Stated task: Find how many lines in the material hold the word "incidents", then state that number and nothing more.

%%

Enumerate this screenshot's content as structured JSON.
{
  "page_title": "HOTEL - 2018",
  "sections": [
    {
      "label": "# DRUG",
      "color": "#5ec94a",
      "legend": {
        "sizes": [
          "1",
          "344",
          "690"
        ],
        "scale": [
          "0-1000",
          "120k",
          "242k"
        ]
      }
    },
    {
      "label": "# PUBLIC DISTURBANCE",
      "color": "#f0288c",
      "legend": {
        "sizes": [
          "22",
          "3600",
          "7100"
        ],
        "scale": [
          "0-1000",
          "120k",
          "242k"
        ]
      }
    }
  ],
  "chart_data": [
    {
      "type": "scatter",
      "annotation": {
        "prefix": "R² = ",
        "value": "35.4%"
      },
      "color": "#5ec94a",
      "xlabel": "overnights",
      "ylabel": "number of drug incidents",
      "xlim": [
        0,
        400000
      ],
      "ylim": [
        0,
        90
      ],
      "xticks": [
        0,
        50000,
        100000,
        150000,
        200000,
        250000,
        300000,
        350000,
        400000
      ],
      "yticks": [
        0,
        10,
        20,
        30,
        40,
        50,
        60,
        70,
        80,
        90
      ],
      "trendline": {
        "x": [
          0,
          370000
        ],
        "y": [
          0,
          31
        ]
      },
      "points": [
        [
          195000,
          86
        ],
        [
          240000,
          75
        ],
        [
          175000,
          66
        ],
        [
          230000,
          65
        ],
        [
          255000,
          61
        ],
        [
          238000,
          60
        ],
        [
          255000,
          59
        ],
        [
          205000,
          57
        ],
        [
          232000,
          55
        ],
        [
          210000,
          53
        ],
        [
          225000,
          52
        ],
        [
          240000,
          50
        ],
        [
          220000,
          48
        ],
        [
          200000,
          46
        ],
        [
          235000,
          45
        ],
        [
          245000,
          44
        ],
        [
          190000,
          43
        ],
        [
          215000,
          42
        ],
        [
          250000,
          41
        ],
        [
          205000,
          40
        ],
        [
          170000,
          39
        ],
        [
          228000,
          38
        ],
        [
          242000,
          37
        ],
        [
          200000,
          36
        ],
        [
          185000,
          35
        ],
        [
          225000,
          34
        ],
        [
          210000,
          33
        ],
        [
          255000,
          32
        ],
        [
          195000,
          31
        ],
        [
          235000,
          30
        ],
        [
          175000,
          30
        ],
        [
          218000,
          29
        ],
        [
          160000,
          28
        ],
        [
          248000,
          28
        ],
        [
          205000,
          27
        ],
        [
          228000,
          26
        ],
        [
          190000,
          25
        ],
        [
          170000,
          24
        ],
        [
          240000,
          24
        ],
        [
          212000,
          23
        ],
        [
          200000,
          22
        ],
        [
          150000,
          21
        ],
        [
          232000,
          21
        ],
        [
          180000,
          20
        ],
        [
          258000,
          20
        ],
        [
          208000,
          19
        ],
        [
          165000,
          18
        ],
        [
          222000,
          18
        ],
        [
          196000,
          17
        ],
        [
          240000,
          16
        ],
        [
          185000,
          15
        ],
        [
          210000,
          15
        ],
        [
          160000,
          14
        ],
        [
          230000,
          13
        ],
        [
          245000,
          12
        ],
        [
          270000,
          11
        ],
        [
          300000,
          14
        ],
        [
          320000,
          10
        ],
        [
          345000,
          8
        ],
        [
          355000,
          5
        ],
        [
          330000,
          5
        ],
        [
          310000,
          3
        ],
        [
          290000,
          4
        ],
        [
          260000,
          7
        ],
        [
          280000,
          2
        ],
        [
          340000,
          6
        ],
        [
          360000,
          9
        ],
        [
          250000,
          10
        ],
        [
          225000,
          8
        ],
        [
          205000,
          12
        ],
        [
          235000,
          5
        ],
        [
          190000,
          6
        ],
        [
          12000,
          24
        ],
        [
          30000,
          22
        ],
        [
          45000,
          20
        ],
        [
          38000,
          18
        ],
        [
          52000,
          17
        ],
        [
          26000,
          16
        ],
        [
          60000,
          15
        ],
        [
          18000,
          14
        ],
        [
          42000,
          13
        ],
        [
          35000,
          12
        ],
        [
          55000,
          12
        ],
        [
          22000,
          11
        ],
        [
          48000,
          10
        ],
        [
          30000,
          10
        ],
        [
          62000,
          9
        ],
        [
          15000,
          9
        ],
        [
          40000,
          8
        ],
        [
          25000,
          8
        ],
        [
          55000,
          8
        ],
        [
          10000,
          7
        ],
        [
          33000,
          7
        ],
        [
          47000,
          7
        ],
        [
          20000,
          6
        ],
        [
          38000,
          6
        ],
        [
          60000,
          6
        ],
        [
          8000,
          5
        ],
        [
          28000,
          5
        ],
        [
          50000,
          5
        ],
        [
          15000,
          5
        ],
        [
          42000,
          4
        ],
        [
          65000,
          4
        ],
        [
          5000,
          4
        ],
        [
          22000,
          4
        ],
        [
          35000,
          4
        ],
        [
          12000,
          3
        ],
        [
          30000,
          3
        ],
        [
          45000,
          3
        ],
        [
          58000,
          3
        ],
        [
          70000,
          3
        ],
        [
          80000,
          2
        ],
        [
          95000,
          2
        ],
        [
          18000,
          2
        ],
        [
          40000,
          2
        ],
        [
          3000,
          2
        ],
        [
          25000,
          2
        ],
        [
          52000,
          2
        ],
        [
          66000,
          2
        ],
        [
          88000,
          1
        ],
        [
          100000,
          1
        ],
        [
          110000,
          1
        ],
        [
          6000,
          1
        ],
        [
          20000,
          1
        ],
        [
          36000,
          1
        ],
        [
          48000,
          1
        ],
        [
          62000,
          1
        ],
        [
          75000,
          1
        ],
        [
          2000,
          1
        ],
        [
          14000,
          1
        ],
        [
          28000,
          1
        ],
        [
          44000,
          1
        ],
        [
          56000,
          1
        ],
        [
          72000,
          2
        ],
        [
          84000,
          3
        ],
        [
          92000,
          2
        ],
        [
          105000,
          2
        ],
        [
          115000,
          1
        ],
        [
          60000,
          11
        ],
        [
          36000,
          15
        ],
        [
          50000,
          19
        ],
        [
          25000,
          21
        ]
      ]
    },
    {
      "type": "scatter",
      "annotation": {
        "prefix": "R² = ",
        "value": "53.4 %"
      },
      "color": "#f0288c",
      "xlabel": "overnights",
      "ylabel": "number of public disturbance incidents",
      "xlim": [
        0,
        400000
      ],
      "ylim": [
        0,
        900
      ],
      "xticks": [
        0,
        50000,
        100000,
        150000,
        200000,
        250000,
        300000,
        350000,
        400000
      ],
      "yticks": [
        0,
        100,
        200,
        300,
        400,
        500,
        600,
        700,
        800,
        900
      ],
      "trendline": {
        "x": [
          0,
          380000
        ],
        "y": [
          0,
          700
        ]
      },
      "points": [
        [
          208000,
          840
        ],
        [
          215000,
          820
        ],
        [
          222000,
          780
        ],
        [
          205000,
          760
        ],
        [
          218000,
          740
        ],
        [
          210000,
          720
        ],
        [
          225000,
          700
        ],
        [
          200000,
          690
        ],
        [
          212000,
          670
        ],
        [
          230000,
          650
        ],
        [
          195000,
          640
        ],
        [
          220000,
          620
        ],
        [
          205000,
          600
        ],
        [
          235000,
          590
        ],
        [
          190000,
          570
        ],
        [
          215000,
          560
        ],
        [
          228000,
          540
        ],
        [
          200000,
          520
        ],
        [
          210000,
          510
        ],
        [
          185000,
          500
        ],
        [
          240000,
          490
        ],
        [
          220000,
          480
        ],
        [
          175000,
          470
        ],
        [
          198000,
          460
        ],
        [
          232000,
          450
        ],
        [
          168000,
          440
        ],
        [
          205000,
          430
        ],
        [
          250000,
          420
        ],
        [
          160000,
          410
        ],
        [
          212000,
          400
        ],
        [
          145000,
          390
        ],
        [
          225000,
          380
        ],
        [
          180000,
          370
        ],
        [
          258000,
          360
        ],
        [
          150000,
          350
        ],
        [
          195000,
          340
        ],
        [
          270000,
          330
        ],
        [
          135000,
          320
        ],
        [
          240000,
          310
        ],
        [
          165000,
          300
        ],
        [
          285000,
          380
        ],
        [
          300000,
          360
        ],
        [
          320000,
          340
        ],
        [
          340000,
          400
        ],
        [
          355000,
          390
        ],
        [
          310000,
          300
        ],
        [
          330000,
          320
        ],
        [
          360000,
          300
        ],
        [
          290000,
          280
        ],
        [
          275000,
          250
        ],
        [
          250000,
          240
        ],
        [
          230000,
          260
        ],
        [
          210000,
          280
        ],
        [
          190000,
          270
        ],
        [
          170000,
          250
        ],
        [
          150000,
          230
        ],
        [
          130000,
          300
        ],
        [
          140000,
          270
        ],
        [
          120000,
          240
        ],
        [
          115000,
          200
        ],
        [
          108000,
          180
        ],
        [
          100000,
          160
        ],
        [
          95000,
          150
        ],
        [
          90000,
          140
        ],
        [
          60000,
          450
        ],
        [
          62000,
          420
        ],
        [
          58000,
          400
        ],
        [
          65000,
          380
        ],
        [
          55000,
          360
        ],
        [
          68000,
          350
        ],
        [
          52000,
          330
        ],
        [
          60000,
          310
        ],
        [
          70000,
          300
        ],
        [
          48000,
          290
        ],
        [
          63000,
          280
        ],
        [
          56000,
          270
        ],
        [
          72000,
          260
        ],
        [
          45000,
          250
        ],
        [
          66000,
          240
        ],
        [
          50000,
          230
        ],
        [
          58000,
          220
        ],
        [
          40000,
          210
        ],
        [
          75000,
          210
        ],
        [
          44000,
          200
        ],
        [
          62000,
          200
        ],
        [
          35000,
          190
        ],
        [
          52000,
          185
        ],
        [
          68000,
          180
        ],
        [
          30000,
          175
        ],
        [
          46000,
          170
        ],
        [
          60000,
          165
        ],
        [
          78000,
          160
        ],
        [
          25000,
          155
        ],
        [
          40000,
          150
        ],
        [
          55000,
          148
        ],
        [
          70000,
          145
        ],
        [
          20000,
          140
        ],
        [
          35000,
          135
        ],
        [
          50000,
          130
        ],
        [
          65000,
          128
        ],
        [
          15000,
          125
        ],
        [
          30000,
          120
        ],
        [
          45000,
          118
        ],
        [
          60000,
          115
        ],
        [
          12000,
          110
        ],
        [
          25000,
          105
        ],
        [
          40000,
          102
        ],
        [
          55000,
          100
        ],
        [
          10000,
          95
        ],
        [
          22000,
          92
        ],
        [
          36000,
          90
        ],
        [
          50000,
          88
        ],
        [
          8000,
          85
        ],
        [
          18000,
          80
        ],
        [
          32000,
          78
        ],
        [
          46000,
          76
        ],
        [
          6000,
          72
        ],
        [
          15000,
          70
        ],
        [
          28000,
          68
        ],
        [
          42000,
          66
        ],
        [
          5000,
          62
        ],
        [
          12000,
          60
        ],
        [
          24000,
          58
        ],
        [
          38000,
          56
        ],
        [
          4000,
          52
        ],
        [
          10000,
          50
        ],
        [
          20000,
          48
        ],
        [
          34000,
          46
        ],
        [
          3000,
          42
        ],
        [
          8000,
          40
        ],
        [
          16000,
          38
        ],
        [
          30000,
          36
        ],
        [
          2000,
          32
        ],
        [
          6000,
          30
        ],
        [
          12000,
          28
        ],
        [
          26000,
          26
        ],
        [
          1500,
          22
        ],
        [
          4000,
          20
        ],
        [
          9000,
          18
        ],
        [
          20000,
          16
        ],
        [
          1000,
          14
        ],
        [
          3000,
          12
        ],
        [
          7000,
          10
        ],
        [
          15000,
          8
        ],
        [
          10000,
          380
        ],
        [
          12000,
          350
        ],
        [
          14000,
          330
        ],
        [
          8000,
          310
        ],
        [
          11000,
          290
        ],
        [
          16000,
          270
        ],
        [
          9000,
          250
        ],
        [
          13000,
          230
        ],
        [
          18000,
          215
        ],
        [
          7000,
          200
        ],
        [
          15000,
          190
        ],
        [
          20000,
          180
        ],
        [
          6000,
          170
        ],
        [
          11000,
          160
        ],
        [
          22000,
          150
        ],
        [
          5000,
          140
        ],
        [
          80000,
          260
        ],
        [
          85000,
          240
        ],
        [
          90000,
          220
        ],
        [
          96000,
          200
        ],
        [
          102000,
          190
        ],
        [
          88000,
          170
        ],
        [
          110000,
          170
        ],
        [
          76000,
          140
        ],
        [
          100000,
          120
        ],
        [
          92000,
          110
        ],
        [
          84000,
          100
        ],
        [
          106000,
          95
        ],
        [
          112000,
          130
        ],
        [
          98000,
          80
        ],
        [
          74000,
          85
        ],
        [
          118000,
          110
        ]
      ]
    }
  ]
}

%%

Reply: 2